• _TEXTO DE LA PÁGINA_

19 de Marzo del 2018 - Julio Luis Bueno de las Heras (Oviedo)

Pedir u ofrecer disculpas –que igual da si el que se excusa o pide perdón no es un hipócrita o un oportunista– convierte unos instantes de humillación en una credencial de fiabilidad personal, ahora merecedora de respeto, cuando no de la reparación que se busca o de la benevolencia que se ruega. Pero para ello han de darse los consabidos requisitos de sustancia y forma. En primer lugar, autenticidad; que en quien se excusa se den condiciones propias de la bonhomía (o de la bonmuliería), esto es, una bien proporcionada mezcla de dignidad, crianza, moral y educación. En segundo lugar, inteligibilidad, es decir, eficacia derivada de una correcta interpretación gestual; vamos, que para disculparse bien, sin pifiarla aún más, se aconseja seguir manuales actualizados de estilo y buenas costumbres. Piden perdón los papas –algunos sembrando confusión–, los reyes –algunos mal y tarde– y los presidentes de Gobierno y sus ministros –algunos inoportunos, otros imprudentes, todos casi siempre oportunistas impostando–; lo piden cuando se ven pillados en un renuncio tanto grandes almacenes como sitios web, diputados y deportistas bocazas, actrices sobadas, productores sobones y una larga casuística en la que todos tenemos cierta y variopinta experiencia personal.

• _EXTRACTOS DE DATOS_
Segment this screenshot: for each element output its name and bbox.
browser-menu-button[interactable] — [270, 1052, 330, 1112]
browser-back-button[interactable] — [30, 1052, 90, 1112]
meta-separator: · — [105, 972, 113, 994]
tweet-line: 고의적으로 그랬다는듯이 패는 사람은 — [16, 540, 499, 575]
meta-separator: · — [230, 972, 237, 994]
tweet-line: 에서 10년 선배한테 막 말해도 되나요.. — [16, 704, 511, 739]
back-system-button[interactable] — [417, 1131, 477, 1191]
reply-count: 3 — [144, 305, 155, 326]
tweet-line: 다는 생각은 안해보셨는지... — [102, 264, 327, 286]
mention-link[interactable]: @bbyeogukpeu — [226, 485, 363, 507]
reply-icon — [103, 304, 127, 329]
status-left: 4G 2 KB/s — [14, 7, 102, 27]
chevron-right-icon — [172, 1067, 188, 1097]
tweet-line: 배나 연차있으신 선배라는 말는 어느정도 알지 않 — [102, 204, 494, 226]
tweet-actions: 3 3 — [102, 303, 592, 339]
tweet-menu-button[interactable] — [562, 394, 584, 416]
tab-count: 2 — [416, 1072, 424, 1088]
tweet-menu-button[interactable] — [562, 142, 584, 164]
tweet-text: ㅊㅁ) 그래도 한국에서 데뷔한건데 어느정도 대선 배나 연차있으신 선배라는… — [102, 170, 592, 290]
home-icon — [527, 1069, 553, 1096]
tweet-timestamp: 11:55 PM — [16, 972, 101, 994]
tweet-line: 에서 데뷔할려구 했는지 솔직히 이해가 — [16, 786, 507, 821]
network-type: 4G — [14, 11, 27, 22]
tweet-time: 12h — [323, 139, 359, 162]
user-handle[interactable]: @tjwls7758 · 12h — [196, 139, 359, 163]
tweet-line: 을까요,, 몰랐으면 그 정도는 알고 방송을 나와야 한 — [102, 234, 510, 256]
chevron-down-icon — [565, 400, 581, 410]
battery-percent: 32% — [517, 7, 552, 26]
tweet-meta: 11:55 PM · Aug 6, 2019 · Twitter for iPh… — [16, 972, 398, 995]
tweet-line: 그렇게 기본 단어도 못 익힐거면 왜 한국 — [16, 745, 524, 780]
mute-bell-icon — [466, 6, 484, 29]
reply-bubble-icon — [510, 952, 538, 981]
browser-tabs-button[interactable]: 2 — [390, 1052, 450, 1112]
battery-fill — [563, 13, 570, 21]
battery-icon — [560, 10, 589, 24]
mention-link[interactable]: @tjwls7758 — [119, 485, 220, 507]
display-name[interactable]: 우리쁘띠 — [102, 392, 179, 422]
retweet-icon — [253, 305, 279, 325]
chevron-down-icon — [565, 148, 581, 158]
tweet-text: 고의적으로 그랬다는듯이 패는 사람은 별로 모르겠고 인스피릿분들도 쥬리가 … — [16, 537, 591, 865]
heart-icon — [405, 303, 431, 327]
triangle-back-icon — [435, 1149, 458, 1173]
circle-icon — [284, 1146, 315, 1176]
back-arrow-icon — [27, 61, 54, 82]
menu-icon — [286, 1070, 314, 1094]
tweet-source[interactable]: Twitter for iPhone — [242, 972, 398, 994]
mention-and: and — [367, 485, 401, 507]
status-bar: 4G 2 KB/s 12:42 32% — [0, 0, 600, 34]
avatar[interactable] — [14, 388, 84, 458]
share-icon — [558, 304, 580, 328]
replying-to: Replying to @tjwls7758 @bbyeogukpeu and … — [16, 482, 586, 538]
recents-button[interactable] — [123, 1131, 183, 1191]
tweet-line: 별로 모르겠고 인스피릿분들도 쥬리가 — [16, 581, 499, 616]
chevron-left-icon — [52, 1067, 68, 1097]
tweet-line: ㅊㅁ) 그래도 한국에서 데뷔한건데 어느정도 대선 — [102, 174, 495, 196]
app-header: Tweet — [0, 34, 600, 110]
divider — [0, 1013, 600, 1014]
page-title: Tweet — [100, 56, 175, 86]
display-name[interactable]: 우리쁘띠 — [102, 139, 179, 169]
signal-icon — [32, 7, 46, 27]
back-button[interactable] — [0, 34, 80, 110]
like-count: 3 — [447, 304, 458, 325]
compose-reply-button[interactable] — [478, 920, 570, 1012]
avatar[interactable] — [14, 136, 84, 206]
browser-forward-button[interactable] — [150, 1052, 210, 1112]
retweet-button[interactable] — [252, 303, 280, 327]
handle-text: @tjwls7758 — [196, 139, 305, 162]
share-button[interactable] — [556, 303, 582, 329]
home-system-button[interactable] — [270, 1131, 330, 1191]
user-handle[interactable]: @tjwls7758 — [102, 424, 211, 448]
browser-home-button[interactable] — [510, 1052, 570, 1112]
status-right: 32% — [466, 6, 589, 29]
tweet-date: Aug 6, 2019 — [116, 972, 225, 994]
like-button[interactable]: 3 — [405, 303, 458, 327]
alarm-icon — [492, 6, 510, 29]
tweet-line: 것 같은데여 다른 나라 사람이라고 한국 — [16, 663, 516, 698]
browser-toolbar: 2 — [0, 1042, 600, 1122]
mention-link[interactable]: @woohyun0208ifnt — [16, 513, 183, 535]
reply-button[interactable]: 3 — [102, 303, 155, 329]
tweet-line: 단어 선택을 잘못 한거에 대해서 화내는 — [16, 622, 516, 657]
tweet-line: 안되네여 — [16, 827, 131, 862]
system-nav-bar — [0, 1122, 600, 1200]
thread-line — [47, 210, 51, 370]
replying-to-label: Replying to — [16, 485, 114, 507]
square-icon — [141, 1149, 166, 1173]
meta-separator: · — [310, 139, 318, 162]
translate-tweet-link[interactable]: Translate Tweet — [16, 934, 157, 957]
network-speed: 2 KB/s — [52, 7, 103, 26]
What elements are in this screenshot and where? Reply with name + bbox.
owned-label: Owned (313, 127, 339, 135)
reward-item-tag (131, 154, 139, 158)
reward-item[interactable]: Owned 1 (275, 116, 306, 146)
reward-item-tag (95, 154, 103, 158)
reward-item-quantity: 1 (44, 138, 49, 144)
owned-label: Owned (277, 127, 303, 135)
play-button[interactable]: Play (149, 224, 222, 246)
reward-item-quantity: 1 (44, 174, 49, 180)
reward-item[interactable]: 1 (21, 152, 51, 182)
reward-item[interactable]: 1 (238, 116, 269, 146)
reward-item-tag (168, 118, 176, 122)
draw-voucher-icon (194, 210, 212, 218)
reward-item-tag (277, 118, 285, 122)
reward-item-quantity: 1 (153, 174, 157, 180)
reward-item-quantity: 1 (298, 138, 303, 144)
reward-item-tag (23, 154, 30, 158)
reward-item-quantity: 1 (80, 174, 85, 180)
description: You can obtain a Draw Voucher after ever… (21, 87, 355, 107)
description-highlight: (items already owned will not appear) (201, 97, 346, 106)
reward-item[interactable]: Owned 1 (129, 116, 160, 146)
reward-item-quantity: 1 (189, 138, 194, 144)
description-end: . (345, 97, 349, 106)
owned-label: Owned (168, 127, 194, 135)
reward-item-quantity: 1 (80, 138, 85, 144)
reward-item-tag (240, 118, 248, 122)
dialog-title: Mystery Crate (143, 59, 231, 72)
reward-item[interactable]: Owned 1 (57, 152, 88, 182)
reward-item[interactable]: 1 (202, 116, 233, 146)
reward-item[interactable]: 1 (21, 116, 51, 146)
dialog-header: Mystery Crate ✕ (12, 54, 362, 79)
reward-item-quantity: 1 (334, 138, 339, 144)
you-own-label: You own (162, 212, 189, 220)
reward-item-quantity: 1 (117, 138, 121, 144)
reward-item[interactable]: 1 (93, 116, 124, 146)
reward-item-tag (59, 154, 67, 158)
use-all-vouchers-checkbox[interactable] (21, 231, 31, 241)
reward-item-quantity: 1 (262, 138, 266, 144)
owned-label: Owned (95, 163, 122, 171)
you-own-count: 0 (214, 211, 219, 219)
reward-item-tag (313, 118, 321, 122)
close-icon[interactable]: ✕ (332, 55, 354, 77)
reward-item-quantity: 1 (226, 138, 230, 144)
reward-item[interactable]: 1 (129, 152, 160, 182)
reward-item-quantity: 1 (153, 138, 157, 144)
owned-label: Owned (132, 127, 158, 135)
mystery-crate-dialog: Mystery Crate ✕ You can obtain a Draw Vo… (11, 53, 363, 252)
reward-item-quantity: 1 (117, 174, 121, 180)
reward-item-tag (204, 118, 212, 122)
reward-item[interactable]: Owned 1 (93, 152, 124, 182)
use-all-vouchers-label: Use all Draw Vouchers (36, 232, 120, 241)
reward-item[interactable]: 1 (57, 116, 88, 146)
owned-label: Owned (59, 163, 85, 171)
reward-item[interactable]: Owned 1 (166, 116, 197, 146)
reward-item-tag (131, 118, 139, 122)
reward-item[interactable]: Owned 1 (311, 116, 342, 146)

• _PROBLEMA A_
Según el texto sobre pedir disculpas, ¿cuál es el primer requisito para excusarse bien?
• _PROBLEMA B_
Continúa el texto sobre pedir disculpas a partir de su última frase.
Los datos no tienen ningún papel en esto.

• _RESULTADO FINAL A_
La autenticidad.

• _RESULTADO FINAL B_
No es fácil pedir perdón o dar una excusa cuando se ha metido la propia pata o cuando se es responsable directo o indirecto de pezuñas y otras variantes de propios, propias y afines. Y en el capítulo de meteduras caben errores, injusticias, desafueros varios e inclusive actuaciones equívocas en esa brumosa frontera de lo políticamente correcto, la estrategia electoral y la cobardía disfrazada de prudencia de estado para encarar diferentes formas toleradas de matonismo sectario. Me estoy refiriendo aquí a pegadas, pintadas, quemadas, ensuciadas, “expropiaciones”, intimidaciones, escraches, asaltos, ocupaciones, desalojos, agresiones y otras violaciones de la libertad y dignidad de los demás ciudadanos por parte de quienes detentan las consabidas patentes y bulas de impunidad maniquea, siempre en los últimos tiempos, con banderolas en la misma gama de tonos de un mismo color. Me estoy refiriendo aquí a los desmadres espontáneos o programados de útiles “extremistas e incontrolados” que, a río revuelto, siempre se cuelan por las mismas puertas, y que tenemos que tolerar vergonzantemente bajo el paraguas de honorabilidad que, en principio, merecen concentraciones, manifestaciones y demás recursos de expresión ritual y civilizada de pesar, jolgorio o conflicto.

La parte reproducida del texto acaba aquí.